_Exercise prompt_
Go through the entries below and pick out every line with "team".
"""
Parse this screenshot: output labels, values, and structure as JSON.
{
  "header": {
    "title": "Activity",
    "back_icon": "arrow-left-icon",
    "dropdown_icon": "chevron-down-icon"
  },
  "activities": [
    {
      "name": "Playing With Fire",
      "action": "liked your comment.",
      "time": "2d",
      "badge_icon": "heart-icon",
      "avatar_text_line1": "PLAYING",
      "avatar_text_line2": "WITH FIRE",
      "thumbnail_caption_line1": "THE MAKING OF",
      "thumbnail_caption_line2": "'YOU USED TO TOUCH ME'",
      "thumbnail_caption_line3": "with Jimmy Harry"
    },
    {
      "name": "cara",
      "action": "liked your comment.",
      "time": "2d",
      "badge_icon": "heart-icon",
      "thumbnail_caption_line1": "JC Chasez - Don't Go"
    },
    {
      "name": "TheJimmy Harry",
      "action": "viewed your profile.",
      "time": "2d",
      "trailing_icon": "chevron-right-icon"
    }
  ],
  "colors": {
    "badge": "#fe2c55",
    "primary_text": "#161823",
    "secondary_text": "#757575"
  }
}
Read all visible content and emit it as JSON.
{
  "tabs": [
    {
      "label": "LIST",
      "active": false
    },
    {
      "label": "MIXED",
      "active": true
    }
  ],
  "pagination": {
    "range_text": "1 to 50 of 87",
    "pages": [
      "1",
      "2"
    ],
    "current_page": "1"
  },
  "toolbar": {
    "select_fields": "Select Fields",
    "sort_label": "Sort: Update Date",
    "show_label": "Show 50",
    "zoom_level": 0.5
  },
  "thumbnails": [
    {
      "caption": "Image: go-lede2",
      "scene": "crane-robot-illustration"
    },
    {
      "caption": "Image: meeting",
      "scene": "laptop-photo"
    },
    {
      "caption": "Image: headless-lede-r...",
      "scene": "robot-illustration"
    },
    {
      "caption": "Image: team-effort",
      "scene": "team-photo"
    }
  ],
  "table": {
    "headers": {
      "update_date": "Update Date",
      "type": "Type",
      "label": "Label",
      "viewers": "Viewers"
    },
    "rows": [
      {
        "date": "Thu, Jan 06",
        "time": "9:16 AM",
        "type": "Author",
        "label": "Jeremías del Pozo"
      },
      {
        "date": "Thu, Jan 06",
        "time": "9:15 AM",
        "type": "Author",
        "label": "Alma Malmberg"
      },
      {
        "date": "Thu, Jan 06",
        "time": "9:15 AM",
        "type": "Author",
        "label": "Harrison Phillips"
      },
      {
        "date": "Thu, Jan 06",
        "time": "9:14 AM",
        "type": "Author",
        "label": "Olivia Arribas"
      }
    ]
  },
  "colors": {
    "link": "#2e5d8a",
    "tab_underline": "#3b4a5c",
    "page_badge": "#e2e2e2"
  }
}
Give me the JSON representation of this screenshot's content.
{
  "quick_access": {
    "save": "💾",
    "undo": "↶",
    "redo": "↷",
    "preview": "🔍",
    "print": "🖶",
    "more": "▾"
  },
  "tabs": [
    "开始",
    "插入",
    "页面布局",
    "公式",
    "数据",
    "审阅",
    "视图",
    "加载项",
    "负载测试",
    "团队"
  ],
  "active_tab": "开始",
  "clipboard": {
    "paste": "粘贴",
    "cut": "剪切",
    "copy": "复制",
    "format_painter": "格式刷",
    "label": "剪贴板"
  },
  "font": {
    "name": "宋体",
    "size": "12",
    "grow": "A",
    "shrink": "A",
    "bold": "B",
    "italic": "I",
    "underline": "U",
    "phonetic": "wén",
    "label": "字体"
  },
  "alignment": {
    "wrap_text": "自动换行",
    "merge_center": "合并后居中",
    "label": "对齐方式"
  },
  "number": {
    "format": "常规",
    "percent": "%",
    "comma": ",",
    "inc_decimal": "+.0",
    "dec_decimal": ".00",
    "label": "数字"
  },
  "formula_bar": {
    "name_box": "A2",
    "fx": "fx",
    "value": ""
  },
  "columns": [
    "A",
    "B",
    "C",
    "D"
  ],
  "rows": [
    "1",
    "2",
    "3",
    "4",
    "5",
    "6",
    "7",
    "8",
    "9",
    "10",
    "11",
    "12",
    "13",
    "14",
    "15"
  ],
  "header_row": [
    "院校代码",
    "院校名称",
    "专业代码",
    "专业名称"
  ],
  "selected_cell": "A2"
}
"""
_Result of this exercise_
      "caption": "Image: team-effort",
      "scene": "team-photo"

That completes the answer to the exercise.